Given instruction: Copy the material from its beginning through the line containing "x-axis-label: Distance d", both ends included, with every line unchanged.

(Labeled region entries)
----

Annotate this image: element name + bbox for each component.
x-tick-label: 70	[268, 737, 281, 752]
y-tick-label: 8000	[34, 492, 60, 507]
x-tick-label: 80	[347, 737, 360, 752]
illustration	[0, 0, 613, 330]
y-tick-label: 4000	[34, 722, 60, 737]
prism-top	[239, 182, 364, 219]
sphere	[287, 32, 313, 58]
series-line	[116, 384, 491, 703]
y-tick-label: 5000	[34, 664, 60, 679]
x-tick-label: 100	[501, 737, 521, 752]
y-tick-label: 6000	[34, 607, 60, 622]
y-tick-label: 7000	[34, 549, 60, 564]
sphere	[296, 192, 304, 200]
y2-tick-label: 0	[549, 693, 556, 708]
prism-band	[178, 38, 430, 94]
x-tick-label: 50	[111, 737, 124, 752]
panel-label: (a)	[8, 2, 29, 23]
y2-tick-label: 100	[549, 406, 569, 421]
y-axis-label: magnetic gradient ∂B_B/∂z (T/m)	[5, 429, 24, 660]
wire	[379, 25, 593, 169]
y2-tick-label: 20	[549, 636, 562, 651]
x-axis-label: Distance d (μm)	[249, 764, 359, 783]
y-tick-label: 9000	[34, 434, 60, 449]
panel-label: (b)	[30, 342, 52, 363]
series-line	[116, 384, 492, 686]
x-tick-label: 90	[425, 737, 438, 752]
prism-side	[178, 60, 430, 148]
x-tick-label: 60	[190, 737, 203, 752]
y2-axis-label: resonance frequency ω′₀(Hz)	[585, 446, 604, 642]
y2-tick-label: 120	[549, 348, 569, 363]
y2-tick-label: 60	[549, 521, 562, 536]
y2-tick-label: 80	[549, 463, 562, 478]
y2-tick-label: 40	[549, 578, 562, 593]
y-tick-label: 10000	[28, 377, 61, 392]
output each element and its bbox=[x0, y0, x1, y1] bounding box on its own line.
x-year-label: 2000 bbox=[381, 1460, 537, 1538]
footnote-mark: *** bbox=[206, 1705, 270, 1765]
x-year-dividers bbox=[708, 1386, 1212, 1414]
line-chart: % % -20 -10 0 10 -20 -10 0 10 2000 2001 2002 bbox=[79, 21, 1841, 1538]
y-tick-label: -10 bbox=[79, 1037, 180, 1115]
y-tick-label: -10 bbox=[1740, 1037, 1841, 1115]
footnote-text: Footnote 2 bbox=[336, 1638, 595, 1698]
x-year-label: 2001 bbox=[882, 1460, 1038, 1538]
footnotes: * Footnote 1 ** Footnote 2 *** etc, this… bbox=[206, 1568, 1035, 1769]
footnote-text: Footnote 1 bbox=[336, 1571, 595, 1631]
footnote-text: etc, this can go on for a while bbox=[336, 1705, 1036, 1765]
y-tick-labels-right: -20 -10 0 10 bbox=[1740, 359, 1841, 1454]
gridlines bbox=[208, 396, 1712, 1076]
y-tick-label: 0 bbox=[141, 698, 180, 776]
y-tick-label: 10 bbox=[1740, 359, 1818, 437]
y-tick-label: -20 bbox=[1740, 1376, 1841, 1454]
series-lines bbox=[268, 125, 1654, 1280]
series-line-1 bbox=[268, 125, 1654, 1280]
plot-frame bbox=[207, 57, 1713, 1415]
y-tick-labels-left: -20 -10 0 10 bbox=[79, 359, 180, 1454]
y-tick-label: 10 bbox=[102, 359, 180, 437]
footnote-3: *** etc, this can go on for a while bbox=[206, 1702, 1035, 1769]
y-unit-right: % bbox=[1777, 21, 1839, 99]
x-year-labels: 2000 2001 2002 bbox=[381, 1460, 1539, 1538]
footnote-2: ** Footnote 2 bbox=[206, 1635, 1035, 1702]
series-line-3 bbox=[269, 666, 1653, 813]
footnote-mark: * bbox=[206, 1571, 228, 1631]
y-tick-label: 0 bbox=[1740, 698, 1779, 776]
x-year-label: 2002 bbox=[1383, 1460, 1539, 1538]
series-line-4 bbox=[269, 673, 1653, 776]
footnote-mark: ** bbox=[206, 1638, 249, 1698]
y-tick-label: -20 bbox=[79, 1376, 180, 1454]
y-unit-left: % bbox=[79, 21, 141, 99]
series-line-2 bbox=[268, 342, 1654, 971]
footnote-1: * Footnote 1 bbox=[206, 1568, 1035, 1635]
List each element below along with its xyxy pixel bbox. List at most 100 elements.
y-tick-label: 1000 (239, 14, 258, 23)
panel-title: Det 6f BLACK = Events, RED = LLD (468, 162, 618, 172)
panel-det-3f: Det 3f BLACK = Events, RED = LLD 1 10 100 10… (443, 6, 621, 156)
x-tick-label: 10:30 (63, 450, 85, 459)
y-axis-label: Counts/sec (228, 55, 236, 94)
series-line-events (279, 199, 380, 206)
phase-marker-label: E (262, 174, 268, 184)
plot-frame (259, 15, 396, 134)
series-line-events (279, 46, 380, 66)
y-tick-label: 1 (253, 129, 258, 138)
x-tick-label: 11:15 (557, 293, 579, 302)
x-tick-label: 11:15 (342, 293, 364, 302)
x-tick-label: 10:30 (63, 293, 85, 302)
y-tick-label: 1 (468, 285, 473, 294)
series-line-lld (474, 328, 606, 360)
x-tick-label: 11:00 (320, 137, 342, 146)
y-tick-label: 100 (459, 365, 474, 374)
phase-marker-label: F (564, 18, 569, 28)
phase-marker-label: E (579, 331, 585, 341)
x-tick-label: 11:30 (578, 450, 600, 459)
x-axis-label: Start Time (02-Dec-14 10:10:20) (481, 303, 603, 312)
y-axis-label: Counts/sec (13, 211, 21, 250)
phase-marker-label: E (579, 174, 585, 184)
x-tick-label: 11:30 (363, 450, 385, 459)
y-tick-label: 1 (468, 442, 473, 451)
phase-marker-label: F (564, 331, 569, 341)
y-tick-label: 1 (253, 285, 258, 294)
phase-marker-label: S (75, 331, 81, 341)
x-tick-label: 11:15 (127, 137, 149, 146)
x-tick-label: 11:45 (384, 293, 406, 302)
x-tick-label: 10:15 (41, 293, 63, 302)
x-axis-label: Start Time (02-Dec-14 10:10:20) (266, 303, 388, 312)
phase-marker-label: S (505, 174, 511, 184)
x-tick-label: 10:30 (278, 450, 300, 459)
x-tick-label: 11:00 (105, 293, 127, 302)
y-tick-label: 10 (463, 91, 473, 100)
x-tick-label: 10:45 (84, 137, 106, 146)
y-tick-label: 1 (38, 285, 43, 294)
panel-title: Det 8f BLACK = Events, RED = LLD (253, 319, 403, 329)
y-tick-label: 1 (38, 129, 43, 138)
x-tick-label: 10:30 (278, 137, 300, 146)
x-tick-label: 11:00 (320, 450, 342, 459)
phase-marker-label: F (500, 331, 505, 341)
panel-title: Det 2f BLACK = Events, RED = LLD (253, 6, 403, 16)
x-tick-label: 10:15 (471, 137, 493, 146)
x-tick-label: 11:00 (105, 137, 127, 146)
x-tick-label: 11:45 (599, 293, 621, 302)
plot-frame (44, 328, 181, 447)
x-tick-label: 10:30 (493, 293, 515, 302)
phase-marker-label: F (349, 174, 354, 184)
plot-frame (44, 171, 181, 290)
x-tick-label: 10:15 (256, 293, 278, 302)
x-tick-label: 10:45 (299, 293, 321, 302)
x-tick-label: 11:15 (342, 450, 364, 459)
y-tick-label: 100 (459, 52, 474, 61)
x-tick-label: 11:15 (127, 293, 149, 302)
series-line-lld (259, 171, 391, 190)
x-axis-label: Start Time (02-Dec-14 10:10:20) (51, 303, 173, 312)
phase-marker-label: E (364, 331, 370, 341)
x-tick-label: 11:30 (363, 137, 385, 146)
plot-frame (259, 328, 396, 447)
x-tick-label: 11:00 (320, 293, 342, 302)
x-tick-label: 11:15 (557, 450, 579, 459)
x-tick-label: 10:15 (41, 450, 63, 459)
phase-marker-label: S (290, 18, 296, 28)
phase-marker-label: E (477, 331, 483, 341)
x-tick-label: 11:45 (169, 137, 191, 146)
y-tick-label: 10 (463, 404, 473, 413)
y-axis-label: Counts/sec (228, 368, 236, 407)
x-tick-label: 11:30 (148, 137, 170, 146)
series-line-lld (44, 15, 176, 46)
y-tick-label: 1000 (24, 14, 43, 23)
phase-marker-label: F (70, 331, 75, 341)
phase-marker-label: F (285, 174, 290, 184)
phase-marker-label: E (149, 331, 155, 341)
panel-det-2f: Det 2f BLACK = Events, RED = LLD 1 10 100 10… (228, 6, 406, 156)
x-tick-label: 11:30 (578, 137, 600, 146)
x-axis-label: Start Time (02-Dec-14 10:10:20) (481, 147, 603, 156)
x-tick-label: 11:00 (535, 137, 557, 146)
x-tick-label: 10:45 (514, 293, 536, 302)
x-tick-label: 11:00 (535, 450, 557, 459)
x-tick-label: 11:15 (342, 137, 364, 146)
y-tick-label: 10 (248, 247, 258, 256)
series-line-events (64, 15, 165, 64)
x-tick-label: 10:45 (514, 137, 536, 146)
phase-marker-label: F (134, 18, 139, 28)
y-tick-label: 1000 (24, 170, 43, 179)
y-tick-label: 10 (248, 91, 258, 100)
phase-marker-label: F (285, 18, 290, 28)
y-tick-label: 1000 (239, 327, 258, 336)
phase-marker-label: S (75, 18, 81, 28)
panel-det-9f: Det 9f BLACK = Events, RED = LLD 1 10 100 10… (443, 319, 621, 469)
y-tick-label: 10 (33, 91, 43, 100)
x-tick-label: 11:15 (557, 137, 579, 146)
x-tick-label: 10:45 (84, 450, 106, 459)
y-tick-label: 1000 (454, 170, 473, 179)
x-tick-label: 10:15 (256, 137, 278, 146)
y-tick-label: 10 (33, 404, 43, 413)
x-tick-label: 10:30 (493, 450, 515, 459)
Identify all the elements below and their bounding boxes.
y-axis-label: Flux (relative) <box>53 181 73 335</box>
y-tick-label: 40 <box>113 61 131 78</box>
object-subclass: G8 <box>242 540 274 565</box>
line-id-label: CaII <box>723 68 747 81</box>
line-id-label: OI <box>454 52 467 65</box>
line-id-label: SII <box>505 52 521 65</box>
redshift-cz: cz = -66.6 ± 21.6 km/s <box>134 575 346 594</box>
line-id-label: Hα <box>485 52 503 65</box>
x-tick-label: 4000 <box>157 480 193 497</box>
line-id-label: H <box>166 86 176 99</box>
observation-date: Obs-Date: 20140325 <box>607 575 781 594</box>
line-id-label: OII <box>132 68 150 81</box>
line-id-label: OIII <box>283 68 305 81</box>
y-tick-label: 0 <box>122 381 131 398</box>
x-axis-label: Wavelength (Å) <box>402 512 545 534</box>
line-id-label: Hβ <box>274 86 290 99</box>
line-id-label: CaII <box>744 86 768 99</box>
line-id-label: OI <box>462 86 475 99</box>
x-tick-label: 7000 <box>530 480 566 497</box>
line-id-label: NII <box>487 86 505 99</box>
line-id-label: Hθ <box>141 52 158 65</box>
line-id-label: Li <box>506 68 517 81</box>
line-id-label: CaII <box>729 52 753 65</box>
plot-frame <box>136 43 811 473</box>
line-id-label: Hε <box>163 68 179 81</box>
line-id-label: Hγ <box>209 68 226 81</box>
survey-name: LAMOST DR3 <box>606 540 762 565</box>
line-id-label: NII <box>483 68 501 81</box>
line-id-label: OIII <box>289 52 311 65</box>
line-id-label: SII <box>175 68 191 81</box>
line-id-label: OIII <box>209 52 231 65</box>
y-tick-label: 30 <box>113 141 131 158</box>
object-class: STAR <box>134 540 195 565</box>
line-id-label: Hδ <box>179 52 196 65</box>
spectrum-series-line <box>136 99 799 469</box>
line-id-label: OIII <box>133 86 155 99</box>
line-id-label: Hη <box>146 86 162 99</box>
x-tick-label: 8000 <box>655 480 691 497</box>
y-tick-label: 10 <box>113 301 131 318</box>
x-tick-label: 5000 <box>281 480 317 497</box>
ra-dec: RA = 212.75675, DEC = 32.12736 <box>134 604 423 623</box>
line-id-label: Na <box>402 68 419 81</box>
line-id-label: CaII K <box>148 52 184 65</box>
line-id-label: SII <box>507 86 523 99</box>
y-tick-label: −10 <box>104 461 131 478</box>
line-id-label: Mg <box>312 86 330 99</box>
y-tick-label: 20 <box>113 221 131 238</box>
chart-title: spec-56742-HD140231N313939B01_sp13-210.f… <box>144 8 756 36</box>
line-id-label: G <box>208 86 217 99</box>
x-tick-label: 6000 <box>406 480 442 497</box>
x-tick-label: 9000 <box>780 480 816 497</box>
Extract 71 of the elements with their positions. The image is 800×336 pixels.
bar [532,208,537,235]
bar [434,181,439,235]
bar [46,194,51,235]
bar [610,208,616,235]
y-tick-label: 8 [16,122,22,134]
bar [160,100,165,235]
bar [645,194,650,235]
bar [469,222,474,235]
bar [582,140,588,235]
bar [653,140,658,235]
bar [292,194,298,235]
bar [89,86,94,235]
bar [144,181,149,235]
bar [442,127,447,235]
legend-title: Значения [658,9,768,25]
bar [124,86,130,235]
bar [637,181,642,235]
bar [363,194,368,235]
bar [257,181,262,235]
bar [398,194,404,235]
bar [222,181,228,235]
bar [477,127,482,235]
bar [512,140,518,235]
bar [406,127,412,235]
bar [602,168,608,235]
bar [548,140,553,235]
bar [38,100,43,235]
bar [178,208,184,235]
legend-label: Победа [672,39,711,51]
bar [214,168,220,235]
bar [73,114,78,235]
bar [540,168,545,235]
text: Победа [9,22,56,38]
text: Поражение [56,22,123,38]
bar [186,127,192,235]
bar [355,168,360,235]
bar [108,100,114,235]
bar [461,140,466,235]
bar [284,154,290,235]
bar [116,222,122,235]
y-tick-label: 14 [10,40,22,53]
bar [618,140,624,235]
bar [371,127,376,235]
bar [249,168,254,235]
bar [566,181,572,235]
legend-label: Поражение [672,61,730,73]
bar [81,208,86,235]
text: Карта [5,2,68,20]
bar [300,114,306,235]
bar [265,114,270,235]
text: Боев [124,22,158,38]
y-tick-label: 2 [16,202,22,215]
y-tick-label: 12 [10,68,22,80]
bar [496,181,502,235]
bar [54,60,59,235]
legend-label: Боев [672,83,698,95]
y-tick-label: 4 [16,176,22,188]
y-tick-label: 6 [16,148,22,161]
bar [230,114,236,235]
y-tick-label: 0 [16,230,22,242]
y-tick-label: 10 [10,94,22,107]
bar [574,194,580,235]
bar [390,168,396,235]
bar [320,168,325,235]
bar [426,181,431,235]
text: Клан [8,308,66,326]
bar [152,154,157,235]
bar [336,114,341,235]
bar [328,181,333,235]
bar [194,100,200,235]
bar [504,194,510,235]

----

Problem solution:
Annotate this image: element name + bbox for each component.
x-tick-label: 70	[268, 737, 281, 752]
y-tick-label: 8000	[34, 492, 60, 507]
x-tick-label: 80	[347, 737, 360, 752]
illustration	[0, 0, 613, 330]
y-tick-label: 4000	[34, 722, 60, 737]
prism-top	[239, 182, 364, 219]
sphere	[287, 32, 313, 58]
series-line	[116, 384, 491, 703]
y-tick-label: 5000	[34, 664, 60, 679]
x-tick-label: 100	[501, 737, 521, 752]
y-tick-label: 6000	[34, 607, 60, 622]
y-tick-label: 7000	[34, 549, 60, 564]
sphere	[296, 192, 304, 200]
y2-tick-label: 0	[549, 693, 556, 708]
prism-band	[178, 38, 430, 94]
x-tick-label: 50	[111, 737, 124, 752]
panel-label: (a)	[8, 2, 29, 23]
y2-tick-label: 100	[549, 406, 569, 421]
y-axis-label: magnetic gradient ∂B_B/∂z (T/m)	[5, 429, 24, 660]
wire	[379, 25, 593, 169]
y2-tick-label: 20	[549, 636, 562, 651]
x-axis-label: Distance d (μm)	[249, 764, 359, 783]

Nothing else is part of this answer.